Search the material for the string "text" and copy each line where it occurs.

** BEGIN **

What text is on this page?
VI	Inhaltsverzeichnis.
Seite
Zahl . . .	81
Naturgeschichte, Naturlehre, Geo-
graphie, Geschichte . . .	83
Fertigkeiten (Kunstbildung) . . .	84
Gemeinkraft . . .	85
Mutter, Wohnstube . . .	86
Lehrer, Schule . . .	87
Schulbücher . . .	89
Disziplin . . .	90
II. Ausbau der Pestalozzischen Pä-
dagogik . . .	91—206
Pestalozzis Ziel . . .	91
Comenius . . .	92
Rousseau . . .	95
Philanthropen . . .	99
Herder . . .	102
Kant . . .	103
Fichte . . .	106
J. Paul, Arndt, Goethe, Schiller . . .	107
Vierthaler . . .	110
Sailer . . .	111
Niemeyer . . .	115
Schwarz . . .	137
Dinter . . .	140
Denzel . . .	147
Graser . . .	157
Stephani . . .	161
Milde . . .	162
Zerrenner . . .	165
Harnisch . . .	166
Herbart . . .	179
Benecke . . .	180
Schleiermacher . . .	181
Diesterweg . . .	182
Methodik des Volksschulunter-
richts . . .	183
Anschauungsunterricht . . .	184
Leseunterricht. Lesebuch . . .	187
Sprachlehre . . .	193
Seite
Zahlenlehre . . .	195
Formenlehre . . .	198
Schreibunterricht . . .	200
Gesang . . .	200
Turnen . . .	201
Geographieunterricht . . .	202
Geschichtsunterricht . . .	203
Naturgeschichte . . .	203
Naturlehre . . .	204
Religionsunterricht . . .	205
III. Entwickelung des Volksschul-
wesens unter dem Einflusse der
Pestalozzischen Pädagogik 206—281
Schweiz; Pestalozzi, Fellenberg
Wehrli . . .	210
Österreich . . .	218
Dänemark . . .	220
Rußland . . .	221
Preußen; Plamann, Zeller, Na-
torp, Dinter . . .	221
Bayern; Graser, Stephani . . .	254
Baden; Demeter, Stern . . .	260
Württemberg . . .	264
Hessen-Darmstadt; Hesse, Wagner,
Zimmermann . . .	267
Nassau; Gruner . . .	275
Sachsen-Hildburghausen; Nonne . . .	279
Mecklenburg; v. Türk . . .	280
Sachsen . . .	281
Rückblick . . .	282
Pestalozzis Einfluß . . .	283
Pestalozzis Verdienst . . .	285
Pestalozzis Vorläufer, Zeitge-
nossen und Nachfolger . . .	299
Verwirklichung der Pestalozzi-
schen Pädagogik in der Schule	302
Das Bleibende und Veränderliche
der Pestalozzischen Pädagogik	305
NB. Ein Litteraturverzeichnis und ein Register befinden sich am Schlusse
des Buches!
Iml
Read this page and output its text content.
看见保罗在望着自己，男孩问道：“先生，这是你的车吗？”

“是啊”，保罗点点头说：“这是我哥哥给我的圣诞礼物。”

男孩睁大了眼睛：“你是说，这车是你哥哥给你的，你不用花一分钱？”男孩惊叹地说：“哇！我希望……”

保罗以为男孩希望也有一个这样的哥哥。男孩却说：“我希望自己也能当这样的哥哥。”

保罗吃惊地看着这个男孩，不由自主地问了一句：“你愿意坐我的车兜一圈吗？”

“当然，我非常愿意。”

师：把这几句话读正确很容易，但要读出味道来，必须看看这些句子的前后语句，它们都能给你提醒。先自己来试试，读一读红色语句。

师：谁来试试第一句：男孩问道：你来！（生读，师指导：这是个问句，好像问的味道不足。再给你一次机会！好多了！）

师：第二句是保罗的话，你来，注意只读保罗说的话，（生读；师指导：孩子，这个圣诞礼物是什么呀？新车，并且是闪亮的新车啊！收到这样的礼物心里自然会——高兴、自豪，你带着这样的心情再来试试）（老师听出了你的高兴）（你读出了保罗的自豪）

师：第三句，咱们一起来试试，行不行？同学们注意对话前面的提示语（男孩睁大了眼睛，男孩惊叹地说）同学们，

** END **

» Result of this exercise:
What text is on this page?
Read this page and output its text content.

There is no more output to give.